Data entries
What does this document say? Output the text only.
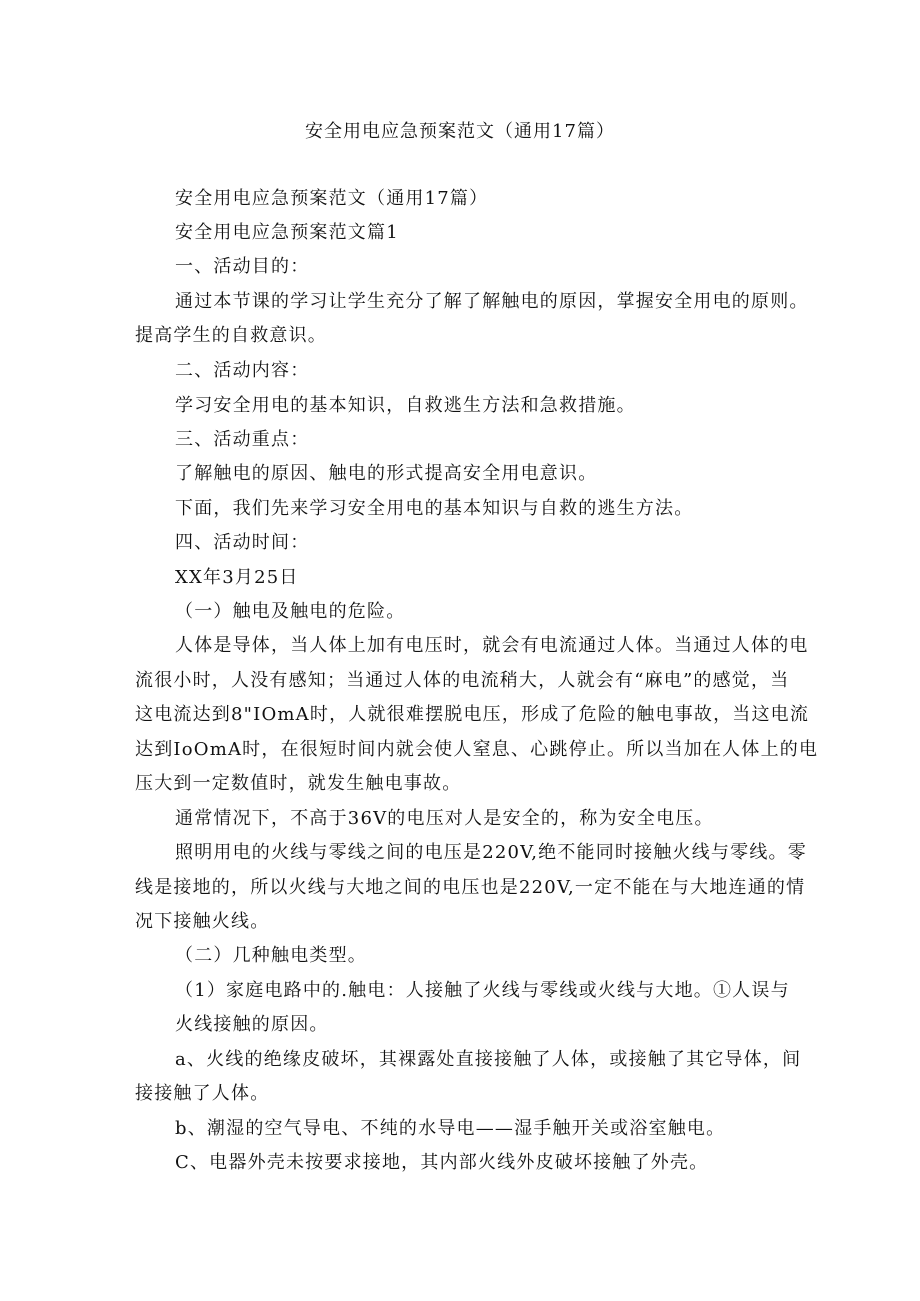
安全用电应急预案范文（通用17篇）
安全用电应急预案范文（通用17篇）
安全用电应急预案范文篇1
一、活动目的：
通过本节课的学习让学生充分了解了解触电的原因，掌握安全用电的原则。
提高学生的自救意识。
二、活动内容：
学习安全用电的基本知识，自救逃生方法和急救措施。
三、活动重点：
了解触电的原因、触电的形式提高安全用电意识。
下面，我们先来学习安全用电的基本知识与自救的逃生方法。
四、活动时间：
XX年3月25日
（一）触电及触电的危险。
人体是导体，当人体上加有电压时，就会有电流通过人体。当通过人体的电
流很小时，人没有感知；当通过人体的电流稍大，人就会有“麻电”的感觉，当
这电流达到8"IOmA时，人就很难摆脱电压，形成了危险的触电事故，当这电流
达到IoOmA时，在很短时间内就会使人窒息、心跳停止。所以当加在人体上的电
压大到一定数值时，就发生触电事故。
通常情况下，不高于36V的电压对人是安全的，称为安全电压。
照明用电的火线与零线之间的电压是220V,绝不能同时接触火线与零线。零
线是接地的，所以火线与大地之间的电压也是220V,一定不能在与大地连通的情
况下接触火线。
（二）几种触电类型。
（1）家庭电路中的.触电：人接触了火线与零线或火线与大地。①人误与
火线接触的原因。
a、火线的绝缘皮破坏，其裸露处直接接触了人体，或接触了其它导体，间
接接触了人体。
b、潮湿的空气导电、不纯的水导电——湿手触开关或浴室触电。
C、电器外壳未按要求接地，其内部火线外皮破坏接触了外壳。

## Directive:
Above are records to transcribe exactly; leave their pictures out.

## Response below:
What does this document say? Output the text only.
安全用电应急预案范文（通用17篇）
安全用电应急预案范文（通用17篇）
安全用电应急预案范文篇1
一、活动目的：
通过本节课的学习让学生充分了解了解触电的原因，掌握安全用电的原则。
提高学生的自救意识。
二、活动内容：
学习安全用电的基本知识，自救逃生方法和急救措施。
三、活动重点：
了解触电的原因、触电的形式提高安全用电意识。
下面，我们先来学习安全用电的基本知识与自救的逃生方法。
四、活动时间：
XX年3月25日
（一）触电及触电的危险。
人体是导体，当人体上加有电压时，就会有电流通过人体。当通过人体的电
流很小时，人没有感知；当通过人体的电流稍大，人就会有“麻电”的感觉，当
这电流达到8"IOmA时，人就很难摆脱电压，形成了危险的触电事故，当这电流
达到IoOmA时，在很短时间内就会使人窒息、心跳停止。所以当加在人体上的电
压大到一定数值时，就发生触电事故。
通常情况下，不高于36V的电压对人是安全的，称为安全电压。
照明用电的火线与零线之间的电压是220V,绝不能同时接触火线与零线。零
线是接地的，所以火线与大地之间的电压也是220V,一定不能在与大地连通的情
况下接触火线。
（二）几种触电类型。
（1）家庭电路中的.触电：人接触了火线与零线或火线与大地。①人误与
火线接触的原因。
a、火线的绝缘皮破坏，其裸露处直接接触了人体，或接触了其它导体，间
接接触了人体。
b、潮湿的空气导电、不纯的水导电——湿手触开关或浴室触电。
C、电器外壳未按要求接地，其内部火线外皮破坏接触了外壳。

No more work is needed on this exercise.